+++ Source data +++
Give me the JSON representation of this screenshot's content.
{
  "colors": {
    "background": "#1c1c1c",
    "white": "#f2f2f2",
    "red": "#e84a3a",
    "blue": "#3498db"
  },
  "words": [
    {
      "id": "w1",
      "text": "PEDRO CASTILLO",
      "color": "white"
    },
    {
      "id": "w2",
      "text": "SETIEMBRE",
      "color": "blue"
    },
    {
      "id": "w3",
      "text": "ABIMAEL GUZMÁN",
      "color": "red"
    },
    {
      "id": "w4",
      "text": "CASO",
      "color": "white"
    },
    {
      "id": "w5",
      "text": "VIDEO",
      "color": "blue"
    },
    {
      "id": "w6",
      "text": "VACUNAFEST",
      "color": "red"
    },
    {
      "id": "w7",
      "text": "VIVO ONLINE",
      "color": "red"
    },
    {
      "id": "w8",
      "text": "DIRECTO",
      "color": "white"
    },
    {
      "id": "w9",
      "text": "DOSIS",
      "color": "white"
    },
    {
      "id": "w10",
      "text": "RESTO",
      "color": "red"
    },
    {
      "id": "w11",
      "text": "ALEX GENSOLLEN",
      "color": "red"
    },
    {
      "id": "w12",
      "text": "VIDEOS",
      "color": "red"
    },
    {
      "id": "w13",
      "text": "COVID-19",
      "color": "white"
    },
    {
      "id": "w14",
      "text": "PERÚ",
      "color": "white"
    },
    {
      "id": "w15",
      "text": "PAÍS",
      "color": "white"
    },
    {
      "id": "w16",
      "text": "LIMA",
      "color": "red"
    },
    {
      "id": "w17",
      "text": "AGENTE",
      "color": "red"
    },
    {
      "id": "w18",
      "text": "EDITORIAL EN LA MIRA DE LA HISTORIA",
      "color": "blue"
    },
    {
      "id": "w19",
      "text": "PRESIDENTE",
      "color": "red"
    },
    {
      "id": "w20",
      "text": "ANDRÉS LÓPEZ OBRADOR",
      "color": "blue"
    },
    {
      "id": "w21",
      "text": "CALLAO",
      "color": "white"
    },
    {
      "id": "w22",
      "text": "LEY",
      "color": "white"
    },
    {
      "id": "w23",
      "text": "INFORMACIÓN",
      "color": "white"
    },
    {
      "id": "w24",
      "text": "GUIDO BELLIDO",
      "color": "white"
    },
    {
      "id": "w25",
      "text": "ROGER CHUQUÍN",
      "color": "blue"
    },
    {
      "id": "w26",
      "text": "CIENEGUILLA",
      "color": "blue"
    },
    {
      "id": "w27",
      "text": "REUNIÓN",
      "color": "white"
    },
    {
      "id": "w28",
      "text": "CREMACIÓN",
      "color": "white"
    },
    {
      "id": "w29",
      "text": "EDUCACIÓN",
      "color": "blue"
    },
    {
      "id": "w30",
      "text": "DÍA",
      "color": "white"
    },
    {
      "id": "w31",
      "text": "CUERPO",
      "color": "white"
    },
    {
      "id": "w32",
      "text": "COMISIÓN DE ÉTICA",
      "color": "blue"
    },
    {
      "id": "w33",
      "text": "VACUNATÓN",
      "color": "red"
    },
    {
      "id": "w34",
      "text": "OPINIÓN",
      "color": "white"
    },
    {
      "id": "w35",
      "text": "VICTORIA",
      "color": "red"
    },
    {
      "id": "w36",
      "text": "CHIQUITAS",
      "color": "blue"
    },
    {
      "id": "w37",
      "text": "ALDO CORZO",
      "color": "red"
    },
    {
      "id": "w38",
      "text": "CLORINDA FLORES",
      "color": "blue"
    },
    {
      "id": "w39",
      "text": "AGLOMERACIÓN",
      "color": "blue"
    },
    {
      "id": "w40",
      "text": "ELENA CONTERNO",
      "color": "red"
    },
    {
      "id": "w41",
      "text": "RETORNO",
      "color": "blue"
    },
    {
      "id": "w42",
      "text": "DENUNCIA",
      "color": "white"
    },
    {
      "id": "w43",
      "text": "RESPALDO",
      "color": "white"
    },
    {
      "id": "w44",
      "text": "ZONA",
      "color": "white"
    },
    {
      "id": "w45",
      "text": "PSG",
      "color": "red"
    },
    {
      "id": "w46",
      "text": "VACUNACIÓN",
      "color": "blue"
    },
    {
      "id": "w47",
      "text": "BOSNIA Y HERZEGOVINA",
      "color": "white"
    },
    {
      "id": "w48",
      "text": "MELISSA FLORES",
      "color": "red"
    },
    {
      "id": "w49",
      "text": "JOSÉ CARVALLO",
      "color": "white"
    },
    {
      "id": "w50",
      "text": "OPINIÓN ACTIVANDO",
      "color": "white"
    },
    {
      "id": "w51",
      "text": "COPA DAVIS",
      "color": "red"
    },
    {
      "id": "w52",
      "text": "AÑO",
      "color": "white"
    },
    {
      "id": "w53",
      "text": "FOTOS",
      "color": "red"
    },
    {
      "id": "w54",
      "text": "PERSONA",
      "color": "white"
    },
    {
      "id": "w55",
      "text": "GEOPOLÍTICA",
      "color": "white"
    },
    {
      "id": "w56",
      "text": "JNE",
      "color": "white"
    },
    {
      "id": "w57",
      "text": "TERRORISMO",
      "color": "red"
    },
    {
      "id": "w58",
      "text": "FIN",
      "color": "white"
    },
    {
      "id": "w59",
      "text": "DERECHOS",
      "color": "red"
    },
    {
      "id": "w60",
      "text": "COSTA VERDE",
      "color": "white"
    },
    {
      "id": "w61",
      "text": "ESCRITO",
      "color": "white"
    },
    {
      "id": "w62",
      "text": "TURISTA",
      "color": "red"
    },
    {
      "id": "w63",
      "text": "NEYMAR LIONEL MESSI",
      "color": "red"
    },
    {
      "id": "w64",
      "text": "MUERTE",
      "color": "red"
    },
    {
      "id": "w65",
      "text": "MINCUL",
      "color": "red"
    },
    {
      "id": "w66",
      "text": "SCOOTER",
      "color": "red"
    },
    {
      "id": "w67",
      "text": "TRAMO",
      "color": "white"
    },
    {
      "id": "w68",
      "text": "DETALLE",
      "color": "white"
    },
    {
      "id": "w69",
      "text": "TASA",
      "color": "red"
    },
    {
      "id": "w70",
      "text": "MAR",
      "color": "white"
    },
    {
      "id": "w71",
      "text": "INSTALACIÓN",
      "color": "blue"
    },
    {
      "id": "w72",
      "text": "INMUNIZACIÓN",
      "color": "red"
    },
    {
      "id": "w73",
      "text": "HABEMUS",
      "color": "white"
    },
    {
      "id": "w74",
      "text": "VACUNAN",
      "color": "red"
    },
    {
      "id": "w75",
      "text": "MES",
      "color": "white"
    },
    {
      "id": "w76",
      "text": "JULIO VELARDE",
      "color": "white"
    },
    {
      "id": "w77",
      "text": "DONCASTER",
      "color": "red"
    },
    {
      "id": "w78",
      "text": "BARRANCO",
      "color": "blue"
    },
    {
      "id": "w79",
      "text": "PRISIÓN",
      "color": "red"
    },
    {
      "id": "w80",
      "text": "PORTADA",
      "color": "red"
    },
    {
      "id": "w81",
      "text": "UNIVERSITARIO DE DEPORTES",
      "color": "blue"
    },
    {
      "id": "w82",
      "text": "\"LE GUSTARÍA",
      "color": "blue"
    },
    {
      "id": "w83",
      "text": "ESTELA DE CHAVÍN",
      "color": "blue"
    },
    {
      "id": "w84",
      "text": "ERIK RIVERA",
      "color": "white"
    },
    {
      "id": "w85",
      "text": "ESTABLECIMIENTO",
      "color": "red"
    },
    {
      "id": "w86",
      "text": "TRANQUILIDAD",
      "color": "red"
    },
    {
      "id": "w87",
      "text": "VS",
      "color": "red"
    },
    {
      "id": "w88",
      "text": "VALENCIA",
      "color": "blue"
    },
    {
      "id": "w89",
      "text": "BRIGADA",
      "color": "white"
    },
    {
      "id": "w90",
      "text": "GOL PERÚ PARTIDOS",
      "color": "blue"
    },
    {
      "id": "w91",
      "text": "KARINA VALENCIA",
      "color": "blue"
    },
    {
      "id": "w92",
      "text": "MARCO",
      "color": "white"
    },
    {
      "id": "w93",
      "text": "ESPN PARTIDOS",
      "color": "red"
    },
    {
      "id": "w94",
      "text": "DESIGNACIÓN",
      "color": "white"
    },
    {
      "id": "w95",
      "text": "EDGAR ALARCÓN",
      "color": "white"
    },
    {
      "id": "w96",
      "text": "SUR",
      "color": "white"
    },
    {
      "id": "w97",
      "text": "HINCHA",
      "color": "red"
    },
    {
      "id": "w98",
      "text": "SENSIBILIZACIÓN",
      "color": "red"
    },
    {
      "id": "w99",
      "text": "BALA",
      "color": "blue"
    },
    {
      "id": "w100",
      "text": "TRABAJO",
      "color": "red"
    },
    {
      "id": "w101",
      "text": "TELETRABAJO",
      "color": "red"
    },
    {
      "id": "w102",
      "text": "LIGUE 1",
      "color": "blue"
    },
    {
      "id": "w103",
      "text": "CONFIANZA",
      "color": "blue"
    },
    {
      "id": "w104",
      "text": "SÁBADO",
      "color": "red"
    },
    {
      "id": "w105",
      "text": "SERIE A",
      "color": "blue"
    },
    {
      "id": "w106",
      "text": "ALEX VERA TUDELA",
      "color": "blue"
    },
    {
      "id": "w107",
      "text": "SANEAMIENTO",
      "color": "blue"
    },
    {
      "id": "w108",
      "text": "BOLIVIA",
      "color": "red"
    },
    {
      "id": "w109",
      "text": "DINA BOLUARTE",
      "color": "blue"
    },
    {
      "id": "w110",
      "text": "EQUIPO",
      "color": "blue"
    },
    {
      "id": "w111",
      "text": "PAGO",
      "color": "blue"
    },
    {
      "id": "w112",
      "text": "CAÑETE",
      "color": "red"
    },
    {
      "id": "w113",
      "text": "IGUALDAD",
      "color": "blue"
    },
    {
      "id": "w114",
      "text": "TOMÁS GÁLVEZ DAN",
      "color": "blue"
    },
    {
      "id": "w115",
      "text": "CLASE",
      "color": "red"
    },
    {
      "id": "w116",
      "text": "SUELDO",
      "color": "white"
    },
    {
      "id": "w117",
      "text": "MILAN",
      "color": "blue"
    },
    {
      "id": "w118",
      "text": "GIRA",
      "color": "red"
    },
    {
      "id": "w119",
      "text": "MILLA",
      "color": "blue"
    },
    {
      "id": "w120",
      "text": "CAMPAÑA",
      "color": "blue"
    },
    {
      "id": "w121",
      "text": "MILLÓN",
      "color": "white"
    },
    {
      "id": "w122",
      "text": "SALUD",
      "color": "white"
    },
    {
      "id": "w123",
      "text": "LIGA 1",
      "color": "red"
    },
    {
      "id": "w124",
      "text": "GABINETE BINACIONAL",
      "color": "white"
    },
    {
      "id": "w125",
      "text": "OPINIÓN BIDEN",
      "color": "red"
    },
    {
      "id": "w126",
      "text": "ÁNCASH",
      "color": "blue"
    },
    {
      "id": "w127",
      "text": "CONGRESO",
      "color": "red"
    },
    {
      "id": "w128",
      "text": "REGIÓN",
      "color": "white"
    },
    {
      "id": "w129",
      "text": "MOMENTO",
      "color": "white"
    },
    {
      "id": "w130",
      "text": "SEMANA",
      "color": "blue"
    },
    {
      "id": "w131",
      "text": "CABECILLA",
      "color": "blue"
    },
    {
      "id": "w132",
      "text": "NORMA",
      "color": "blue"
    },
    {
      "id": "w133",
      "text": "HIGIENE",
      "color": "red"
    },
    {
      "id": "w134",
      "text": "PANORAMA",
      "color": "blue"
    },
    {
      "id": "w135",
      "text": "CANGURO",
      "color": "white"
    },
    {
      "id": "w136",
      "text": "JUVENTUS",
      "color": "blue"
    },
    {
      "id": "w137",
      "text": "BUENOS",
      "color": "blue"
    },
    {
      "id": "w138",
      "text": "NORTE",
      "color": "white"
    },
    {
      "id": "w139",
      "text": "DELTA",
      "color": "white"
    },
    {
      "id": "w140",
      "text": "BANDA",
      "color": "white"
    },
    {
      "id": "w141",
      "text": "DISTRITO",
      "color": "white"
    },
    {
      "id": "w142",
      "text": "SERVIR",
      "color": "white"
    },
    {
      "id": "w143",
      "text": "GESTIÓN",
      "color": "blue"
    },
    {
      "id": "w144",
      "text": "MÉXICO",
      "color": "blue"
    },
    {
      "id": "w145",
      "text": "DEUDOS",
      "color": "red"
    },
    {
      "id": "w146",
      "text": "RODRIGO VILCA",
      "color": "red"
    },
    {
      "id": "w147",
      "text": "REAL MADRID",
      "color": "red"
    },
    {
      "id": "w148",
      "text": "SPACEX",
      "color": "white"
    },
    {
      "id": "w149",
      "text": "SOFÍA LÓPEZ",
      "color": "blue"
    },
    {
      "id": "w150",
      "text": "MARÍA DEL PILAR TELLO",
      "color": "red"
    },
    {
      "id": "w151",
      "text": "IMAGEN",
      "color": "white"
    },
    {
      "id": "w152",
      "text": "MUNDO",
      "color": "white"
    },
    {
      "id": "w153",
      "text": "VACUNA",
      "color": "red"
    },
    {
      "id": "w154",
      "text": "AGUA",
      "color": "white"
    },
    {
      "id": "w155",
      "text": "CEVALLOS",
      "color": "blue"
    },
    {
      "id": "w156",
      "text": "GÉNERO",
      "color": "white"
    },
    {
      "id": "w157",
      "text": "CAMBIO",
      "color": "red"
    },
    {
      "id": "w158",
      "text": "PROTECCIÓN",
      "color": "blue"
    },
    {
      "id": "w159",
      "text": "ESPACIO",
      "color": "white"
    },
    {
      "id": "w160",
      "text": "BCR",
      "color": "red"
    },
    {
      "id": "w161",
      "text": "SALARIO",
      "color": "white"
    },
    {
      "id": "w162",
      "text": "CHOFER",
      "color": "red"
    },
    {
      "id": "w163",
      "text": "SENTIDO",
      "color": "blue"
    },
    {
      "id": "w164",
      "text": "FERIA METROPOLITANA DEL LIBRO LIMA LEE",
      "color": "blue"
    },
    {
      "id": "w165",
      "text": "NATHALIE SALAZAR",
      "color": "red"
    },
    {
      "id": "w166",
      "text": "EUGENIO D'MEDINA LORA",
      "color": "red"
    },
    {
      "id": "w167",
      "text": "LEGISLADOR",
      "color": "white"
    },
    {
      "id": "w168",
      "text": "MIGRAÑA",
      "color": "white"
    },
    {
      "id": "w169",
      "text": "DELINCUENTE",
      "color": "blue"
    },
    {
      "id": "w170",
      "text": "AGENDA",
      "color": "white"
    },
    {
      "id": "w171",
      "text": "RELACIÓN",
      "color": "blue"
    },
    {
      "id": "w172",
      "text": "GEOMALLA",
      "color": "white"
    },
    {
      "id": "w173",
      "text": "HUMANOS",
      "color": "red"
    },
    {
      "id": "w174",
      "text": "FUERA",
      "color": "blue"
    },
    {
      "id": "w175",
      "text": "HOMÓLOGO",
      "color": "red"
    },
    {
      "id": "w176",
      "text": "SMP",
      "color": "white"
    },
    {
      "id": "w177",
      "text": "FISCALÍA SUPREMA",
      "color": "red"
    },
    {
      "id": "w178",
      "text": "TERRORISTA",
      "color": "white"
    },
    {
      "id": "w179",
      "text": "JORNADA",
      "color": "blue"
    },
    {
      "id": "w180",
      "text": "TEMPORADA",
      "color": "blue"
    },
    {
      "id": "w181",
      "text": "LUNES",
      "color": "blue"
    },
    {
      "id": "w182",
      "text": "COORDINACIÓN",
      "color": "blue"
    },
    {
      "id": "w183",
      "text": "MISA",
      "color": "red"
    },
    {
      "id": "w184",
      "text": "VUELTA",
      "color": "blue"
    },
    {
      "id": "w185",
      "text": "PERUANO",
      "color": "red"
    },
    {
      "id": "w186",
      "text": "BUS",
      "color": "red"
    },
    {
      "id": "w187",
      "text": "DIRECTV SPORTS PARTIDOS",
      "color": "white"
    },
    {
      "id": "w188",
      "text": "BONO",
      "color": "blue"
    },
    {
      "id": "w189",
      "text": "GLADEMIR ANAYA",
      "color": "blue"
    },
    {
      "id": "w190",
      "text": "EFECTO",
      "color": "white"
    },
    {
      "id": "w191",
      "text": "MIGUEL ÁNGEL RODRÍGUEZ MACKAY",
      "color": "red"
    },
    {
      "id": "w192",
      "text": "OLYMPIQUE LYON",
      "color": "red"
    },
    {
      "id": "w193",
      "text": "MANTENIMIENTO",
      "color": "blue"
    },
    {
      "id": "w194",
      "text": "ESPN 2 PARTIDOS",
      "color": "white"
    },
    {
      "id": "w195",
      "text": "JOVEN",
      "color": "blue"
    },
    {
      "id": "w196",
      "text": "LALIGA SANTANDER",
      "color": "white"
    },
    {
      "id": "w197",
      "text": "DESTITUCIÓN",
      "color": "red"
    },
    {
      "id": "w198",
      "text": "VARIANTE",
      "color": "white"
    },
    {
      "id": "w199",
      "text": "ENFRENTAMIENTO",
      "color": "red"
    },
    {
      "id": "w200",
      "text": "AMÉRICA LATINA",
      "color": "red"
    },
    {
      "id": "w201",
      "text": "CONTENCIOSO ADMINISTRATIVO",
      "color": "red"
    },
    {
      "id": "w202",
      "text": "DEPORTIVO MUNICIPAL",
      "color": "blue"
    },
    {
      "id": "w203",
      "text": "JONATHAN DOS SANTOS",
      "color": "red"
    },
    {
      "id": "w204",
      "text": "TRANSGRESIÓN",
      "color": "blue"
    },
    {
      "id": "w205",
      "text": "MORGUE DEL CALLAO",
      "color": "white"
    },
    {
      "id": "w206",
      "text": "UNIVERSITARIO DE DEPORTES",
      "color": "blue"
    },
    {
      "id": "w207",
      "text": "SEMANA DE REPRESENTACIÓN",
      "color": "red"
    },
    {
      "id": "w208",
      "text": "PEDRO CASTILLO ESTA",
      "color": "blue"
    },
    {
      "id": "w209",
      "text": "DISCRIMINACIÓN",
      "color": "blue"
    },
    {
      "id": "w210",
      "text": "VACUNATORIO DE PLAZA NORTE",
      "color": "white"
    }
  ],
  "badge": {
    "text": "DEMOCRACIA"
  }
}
+++
_Task directions_
Extract all lines that hold the word "LIMA".

_The reply_
      "text": "LIMA",
      "text": "FERIA METROPOLITANA DEL LIBRO LIMA LEE",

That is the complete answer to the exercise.